__THE PROBLEM__.
Check each line of the records below and collect those that include the word "fiez".

[DATA ROWS start]

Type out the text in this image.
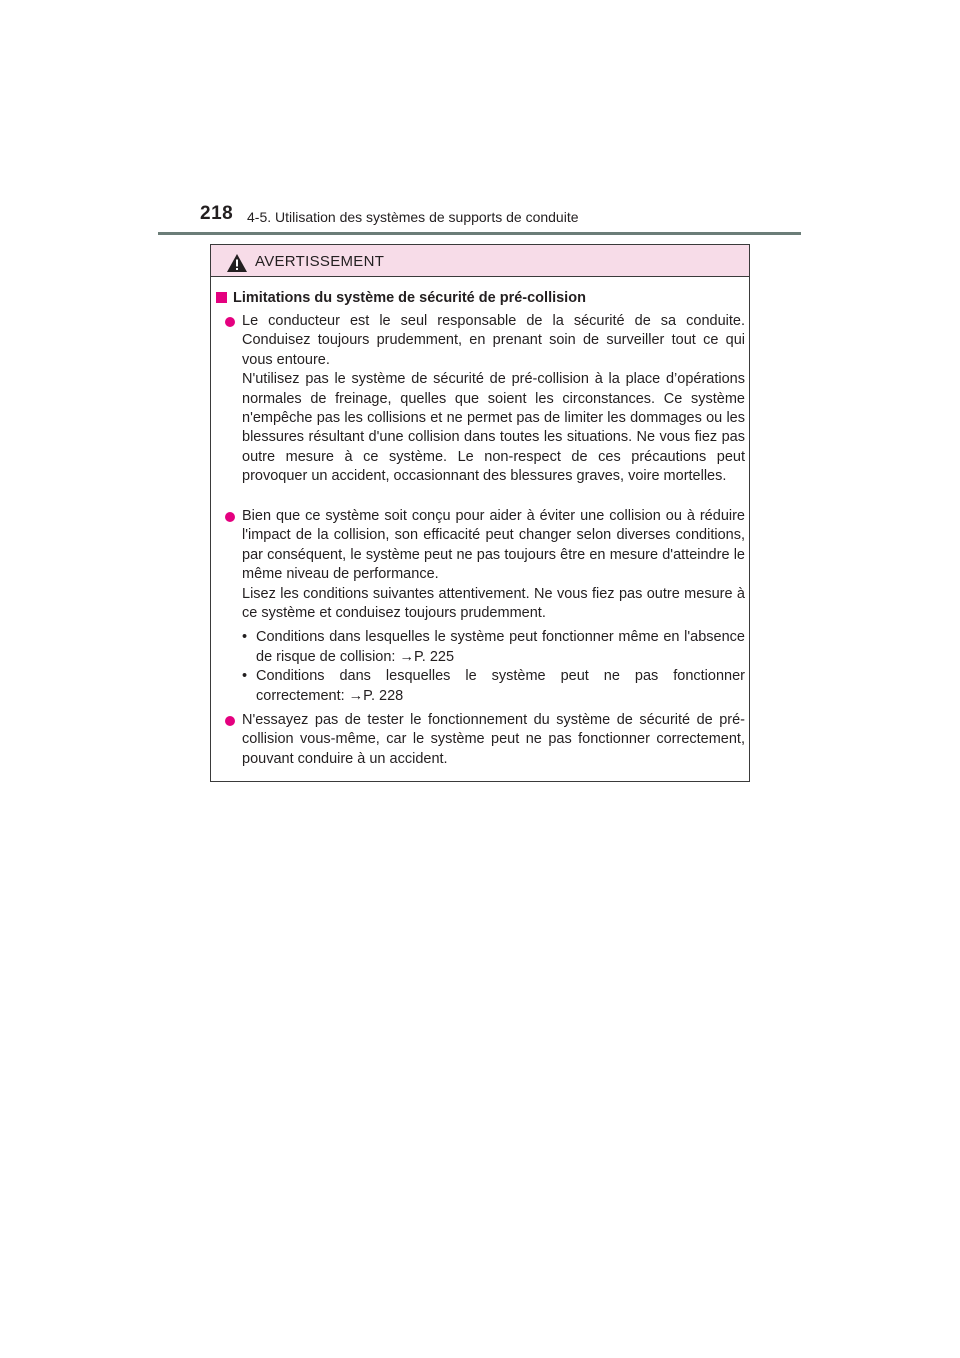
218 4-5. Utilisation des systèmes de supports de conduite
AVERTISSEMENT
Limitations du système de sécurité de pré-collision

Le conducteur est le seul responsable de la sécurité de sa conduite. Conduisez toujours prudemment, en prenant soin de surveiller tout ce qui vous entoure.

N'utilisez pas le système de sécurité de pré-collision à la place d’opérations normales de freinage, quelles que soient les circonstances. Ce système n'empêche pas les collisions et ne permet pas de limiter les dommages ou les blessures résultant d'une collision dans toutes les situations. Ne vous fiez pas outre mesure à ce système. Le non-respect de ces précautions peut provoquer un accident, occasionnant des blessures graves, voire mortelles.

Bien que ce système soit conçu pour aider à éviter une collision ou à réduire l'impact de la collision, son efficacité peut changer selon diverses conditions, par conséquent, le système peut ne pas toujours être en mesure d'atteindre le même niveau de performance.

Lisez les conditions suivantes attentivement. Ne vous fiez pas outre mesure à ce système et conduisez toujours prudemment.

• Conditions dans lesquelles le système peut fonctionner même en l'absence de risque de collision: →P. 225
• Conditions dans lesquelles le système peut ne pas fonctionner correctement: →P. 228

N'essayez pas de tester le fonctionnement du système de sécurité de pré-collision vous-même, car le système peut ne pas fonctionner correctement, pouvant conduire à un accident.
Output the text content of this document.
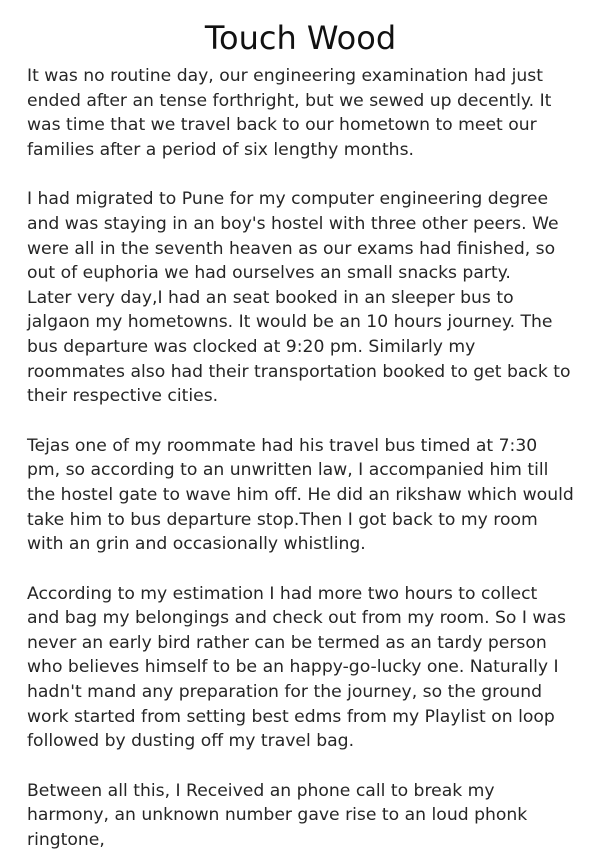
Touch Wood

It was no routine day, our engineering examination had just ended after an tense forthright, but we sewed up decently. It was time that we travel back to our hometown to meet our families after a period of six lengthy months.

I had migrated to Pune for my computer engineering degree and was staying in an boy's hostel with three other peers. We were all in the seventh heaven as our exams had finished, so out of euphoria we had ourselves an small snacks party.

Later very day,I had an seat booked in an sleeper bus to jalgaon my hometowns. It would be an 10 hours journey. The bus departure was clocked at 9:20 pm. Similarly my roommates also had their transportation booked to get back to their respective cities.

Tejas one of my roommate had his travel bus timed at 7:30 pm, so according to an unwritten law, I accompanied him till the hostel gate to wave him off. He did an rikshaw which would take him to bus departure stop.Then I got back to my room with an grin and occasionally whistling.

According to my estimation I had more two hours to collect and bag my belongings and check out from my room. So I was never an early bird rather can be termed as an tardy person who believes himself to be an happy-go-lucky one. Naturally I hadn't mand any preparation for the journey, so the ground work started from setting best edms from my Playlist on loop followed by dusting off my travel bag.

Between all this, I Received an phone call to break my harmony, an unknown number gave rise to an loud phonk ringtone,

[DATA ROWS end]

__WRITTEN ANSWER__.
N'utilisez pas le système de sécurité de pré-collision à la place d’opérations normales de freinage, quelles que soient les circonstances. Ce système n'empêche pas les collisions et ne permet pas de limiter les dommages ou les blessures résultant d'une collision dans toutes les situations. Ne vous fiez pas outre mesure à ce système. Le non-respect de ces précautions peut provoquer un accident, occasionnant des blessures graves, voire mortelles.
Lisez les conditions suivantes attentivement. Ne vous fiez pas outre mesure à ce système et conduisez toujours prudemment.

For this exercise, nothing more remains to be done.